───── AVAILABLE RECORDS

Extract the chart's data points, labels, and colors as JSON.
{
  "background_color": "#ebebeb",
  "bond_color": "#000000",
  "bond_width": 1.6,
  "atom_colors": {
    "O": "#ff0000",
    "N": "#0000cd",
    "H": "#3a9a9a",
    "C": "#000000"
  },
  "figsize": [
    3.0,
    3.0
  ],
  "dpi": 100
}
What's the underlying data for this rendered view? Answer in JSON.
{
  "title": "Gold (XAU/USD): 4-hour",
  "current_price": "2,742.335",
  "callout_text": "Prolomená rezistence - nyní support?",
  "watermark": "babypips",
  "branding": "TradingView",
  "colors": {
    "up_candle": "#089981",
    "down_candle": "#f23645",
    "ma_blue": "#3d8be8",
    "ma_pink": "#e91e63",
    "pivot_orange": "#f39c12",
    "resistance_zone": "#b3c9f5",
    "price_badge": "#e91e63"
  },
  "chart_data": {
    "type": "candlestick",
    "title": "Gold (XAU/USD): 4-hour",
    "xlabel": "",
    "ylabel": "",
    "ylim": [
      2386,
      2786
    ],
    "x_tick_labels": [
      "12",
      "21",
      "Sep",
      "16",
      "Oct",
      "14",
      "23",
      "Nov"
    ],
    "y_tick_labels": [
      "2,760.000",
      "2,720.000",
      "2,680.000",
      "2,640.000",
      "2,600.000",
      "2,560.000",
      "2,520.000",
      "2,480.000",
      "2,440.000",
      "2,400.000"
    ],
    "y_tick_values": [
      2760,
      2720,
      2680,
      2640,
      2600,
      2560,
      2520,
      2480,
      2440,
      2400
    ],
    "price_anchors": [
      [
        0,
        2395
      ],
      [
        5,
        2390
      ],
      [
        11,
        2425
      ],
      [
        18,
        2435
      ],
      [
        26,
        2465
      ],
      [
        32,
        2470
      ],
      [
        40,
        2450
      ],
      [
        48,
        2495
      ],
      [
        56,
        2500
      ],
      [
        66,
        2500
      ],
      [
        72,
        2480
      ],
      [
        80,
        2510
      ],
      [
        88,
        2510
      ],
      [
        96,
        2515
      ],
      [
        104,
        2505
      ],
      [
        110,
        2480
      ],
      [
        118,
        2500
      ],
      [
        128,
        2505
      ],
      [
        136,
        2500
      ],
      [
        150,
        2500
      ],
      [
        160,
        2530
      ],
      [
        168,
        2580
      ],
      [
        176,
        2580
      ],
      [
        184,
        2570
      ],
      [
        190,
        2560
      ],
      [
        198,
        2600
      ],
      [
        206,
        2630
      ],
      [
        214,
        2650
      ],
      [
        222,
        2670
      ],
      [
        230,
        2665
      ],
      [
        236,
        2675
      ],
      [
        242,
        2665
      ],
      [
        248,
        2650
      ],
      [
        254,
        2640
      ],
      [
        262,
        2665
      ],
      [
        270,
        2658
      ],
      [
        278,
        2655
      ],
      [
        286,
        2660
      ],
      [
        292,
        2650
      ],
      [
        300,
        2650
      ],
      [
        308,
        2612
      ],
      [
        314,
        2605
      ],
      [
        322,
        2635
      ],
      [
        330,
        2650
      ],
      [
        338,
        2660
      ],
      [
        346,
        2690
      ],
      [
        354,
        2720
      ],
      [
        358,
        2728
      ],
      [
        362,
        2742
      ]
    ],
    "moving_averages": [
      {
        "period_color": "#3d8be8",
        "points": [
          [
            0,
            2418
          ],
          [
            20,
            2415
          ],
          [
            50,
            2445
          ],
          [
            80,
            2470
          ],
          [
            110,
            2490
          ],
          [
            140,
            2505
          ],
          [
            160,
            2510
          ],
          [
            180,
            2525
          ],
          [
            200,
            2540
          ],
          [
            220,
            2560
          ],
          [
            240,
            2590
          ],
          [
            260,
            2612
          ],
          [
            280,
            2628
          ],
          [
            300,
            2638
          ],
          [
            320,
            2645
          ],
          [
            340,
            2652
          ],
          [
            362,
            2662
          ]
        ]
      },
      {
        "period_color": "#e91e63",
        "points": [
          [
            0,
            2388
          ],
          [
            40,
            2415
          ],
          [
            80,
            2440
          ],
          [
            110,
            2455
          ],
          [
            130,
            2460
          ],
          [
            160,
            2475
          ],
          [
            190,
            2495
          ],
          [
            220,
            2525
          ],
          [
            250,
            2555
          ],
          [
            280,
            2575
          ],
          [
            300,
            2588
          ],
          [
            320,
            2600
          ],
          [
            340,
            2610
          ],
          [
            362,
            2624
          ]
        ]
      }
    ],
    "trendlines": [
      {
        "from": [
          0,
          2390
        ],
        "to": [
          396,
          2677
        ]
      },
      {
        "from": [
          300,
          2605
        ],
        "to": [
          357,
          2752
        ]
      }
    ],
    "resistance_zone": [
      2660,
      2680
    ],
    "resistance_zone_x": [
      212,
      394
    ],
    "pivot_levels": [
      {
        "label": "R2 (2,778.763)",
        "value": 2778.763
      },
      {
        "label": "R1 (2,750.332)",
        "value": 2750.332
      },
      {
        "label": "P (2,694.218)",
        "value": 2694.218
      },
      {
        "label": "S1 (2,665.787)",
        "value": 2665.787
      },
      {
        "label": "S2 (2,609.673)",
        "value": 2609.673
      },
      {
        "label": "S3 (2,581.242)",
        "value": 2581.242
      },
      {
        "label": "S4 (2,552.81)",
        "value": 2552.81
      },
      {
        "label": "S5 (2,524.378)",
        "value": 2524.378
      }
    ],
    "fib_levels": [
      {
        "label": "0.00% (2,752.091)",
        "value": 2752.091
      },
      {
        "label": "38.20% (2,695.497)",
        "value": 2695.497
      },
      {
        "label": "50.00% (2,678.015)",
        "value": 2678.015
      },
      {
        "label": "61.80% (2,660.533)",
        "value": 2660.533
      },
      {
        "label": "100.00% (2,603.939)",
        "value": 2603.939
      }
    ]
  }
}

──────────

TASK OBJECTIVE:
Return every record above exactly as it appears.

OUTPUT BELOW:
Extract the chart's data points, labels, and colors as JSON.
{
  "background_color": "#ebebeb",
  "bond_color": "#000000",
  "bond_width": 1.6,
  "atom_colors": {
    "O": "#ff0000",
    "N": "#0000cd",
    "H": "#3a9a9a",
    "C": "#000000"
  },
  "figsize": [
    3.0,
    3.0
  ],
  "dpi": 100
}
What's the underlying data for this rendered view? Answer in JSON.
{
  "title": "Gold (XAU/USD): 4-hour",
  "current_price": "2,742.335",
  "callout_text": "Prolomená rezistence - nyní support?",
  "watermark": "babypips",
  "branding": "TradingView",
  "colors": {
    "up_candle": "#089981",
    "down_candle": "#f23645",
    "ma_blue": "#3d8be8",
    "ma_pink": "#e91e63",
    "pivot_orange": "#f39c12",
    "resistance_zone": "#b3c9f5",
    "price_badge": "#e91e63"
  },
  "chart_data": {
    "type": "candlestick",
    "title": "Gold (XAU/USD): 4-hour",
    "xlabel": "",
    "ylabel": "",
    "ylim": [
      2386,
      2786
    ],
    "x_tick_labels": [
      "12",
      "21",
      "Sep",
      "16",
      "Oct",
      "14",
      "23",
      "Nov"
    ],
    "y_tick_labels": [
      "2,760.000",
      "2,720.000",
      "2,680.000",
      "2,640.000",
      "2,600.000",
      "2,560.000",
      "2,520.000",
      "2,480.000",
      "2,440.000",
      "2,400.000"
    ],
    "y_tick_values": [
      2760,
      2720,
      2680,
      2640,
      2600,
      2560,
      2520,
      2480,
      2440,
      2400
    ],
    "price_anchors": [
      [
        0,
        2395
      ],
      [
        5,
        2390
      ],
      [
        11,
        2425
      ],
      [
        18,
        2435
      ],
      [
        26,
        2465
      ],
      [
        32,
        2470
      ],
      [
        40,
        2450
      ],
      [
        48,
        2495
      ],
      [
        56,
        2500
      ],
      [
        66,
        2500
      ],
      [
        72,
        2480
      ],
      [
        80,
        2510
      ],
      [
        88,
        2510
      ],
      [
        96,
        2515
      ],
      [
        104,
        2505
      ],
      [
        110,
        2480
      ],
      [
        118,
        2500
      ],
      [
        128,
        2505
      ],
      [
        136,
        2500
      ],
      [
        150,
        2500
      ],
      [
        160,
        2530
      ],
      [
        168,
        2580
      ],
      [
        176,
        2580
      ],
      [
        184,
        2570
      ],
      [
        190,
        2560
      ],
      [
        198,
        2600
      ],
      [
        206,
        2630
      ],
      [
        214,
        2650
      ],
      [
        222,
        2670
      ],
      [
        230,
        2665
      ],
      [
        236,
        2675
      ],
      [
        242,
        2665
      ],
      [
        248,
        2650
      ],
      [
        254,
        2640
      ],
      [
        262,
        2665
      ],
      [
        270,
        2658
      ],
      [
        278,
        2655
      ],
      [
        286,
        2660
      ],
      [
        292,
        2650
      ],
      [
        300,
        2650
      ],
      [
        308,
        2612
      ],
      [
        314,
        2605
      ],
      [
        322,
        2635
      ],
      [
        330,
        2650
      ],
      [
        338,
        2660
      ],
      [
        346,
        2690
      ],
      [
        354,
        2720
      ],
      [
        358,
        2728
      ],
      [
        362,
        2742
      ]
    ],
    "moving_averages": [
      {
        "period_color": "#3d8be8",
        "points": [
          [
            0,
            2418
          ],
          [
            20,
            2415
          ],
          [
            50,
            2445
          ],
          [
            80,
            2470
          ],
          [
            110,
            2490
          ],
          [
            140,
            2505
          ],
          [
            160,
            2510
          ],
          [
            180,
            2525
          ],
          [
            200,
            2540
          ],
          [
            220,
            2560
          ],
          [
            240,
            2590
          ],
          [
            260,
            2612
          ],
          [
            280,
            2628
          ],
          [
            300,
            2638
          ],
          [
            320,
            2645
          ],
          [
            340,
            2652
          ],
          [
            362,
            2662
          ]
        ]
      },
      {
        "period_color": "#e91e63",
        "points": [
          [
            0,
            2388
          ],
          [
            40,
            2415
          ],
          [
            80,
            2440
          ],
          [
            110,
            2455
          ],
          [
            130,
            2460
          ],
          [
            160,
            2475
          ],
          [
            190,
            2495
          ],
          [
            220,
            2525
          ],
          [
            250,
            2555
          ],
          [
            280,
            2575
          ],
          [
            300,
            2588
          ],
          [
            320,
            2600
          ],
          [
            340,
            2610
          ],
          [
            362,
            2624
          ]
        ]
      }
    ],
    "trendlines": [
      {
        "from": [
          0,
          2390
        ],
        "to": [
          396,
          2677
        ]
      },
      {
        "from": [
          300,
          2605
        ],
        "to": [
          357,
          2752
        ]
      }
    ],
    "resistance_zone": [
      2660,
      2680
    ],
    "resistance_zone_x": [
      212,
      394
    ],
    "pivot_levels": [
      {
        "label": "R2 (2,778.763)",
        "value": 2778.763
      },
      {
        "label": "R1 (2,750.332)",
        "value": 2750.332
      },
      {
        "label": "P (2,694.218)",
        "value": 2694.218
      },
      {
        "label": "S1 (2,665.787)",
        "value": 2665.787
      },
      {
        "label": "S2 (2,609.673)",
        "value": 2609.673
      },
      {
        "label": "S3 (2,581.242)",
        "value": 2581.242
      },
      {
        "label": "S4 (2,552.81)",
        "value": 2552.81
      },
      {
        "label": "S5 (2,524.378)",
        "value": 2524.378
      }
    ],
    "fib_levels": [
      {
        "label": "0.00% (2,752.091)",
        "value": 2752.091
      },
      {
        "label": "38.20% (2,695.497)",
        "value": 2695.497
      },
      {
        "label": "50.00% (2,678.015)",
        "value": 2678.015
      },
      {
        "label": "61.80% (2,660.533)",
        "value": 2660.533
      },
      {
        "label": "100.00% (2,603.939)",
        "value": 2603.939
      }
    ]
  }
}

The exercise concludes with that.